◆ **GIVEN PROBLEM**
Print each of the entries exactly, leaving nothing out.

◆ **LISTED ENTRIES**
....
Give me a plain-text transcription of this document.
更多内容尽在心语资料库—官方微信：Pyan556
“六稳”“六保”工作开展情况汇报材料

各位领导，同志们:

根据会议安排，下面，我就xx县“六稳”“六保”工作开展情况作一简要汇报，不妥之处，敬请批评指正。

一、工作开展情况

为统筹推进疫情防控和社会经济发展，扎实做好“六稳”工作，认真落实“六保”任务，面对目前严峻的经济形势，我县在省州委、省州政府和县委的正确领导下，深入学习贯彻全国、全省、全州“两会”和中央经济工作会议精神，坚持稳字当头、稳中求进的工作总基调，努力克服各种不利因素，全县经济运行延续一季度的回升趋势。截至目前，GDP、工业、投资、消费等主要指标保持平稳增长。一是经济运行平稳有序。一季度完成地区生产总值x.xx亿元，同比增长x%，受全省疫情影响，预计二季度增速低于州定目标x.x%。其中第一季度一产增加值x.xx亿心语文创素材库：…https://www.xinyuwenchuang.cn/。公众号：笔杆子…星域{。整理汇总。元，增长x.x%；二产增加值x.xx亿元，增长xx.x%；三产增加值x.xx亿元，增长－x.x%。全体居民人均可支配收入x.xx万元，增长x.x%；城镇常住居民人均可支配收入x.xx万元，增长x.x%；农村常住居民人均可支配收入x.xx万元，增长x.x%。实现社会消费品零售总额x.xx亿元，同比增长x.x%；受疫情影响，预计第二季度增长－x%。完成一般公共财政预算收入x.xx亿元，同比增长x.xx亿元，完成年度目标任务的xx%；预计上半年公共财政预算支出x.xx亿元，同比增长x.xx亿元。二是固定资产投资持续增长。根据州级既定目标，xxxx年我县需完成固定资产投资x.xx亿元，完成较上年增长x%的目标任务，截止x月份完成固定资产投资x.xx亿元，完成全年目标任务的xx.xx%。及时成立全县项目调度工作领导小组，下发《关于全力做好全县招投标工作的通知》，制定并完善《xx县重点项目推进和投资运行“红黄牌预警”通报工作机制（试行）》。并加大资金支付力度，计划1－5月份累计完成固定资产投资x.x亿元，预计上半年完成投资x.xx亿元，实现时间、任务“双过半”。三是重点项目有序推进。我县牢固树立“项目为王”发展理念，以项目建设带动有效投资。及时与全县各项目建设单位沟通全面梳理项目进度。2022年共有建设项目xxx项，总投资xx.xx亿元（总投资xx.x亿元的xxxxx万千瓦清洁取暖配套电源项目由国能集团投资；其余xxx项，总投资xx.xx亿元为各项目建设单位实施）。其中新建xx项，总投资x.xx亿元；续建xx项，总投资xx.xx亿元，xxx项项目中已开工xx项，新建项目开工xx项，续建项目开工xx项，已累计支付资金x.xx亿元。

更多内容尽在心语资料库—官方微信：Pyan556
....
◆ **RESPONSE FOR THIS EXERCISE**
Give me a plain-text transcription of this document.
更多内容尽在心语资料库—官方微信：Pyan556
“六稳”“六保”工作开展情况汇报材料

各位领导，同志们:

根据会议安排，下面，我就xx县“六稳”“六保”工作开展情况作一简要汇报，不妥之处，敬请批评指正。

一、工作开展情况

为统筹推进疫情防控和社会经济发展，扎实做好“六稳”工作，认真落实“六保”任务，面对目前严峻的经济形势，我县在省州委、省州政府和县委的正确领导下，深入学习贯彻全国、全省、全州“两会”和中央经济工作会议精神，坚持稳字当头、稳中求进的工作总基调，努力克服各种不利因素，全县经济运行延续一季度的回升趋势。截至目前，GDP、工业、投资、消费等主要指标保持平稳增长。一是经济运行平稳有序。一季度完成地区生产总值x.xx亿元，同比增长x%，受全省疫情影响，预计二季度增速低于州定目标x.x%。其中第一季度一产增加值x.xx亿心语文创素材库：…https://www.xinyuwenchuang.cn/。公众号：笔杆子…星域{。整理汇总。元，增长x.x%；二产增加值x.xx亿元，增长xx.x%；三产增加值x.xx亿元，增长－x.x%。全体居民人均可支配收入x.xx万元，增长x.x%；城镇常住居民人均可支配收入x.xx万元，增长x.x%；农村常住居民人均可支配收入x.xx万元，增长x.x%。实现社会消费品零售总额x.xx亿元，同比增长x.x%；受疫情影响，预计第二季度增长－x%。完成一般公共财政预算收入x.xx亿元，同比增长x.xx亿元，完成年度目标任务的xx%；预计上半年公共财政预算支出x.xx亿元，同比增长x.xx亿元。二是固定资产投资持续增长。根据州级既定目标，xxxx年我县需完成固定资产投资x.xx亿元，完成较上年增长x%的目标任务，截止x月份完成固定资产投资x.xx亿元，完成全年目标任务的xx.xx%。及时成立全县项目调度工作领导小组，下发《关于全力做好全县招投标工作的通知》，制定并完善《xx县重点项目推进和投资运行“红黄牌预警”通报工作机制（试行）》。并加大资金支付力度，计划1－5月份累计完成固定资产投资x.x亿元，预计上半年完成投资x.xx亿元，实现时间、任务“双过半”。三是重点项目有序推进。我县牢固树立“项目为王”发展理念，以项目建设带动有效投资。及时与全县各项目建设单位沟通全面梳理项目进度。2022年共有建设项目xxx项，总投资xx.xx亿元（总投资xx.x亿元的xxxxx万千瓦清洁取暖配套电源项目由国能集团投资；其余xxx项，总投资xx.xx亿元为各项目建设单位实施）。其中新建xx项，总投资x.xx亿元；续建xx项，总投资xx.xx亿元，xxx项项目中已开工xx项，新建项目开工xx项，续建项目开工xx项，已累计支付资金x.xx亿元。

更多内容尽在心语资料库—官方微信：Pyan556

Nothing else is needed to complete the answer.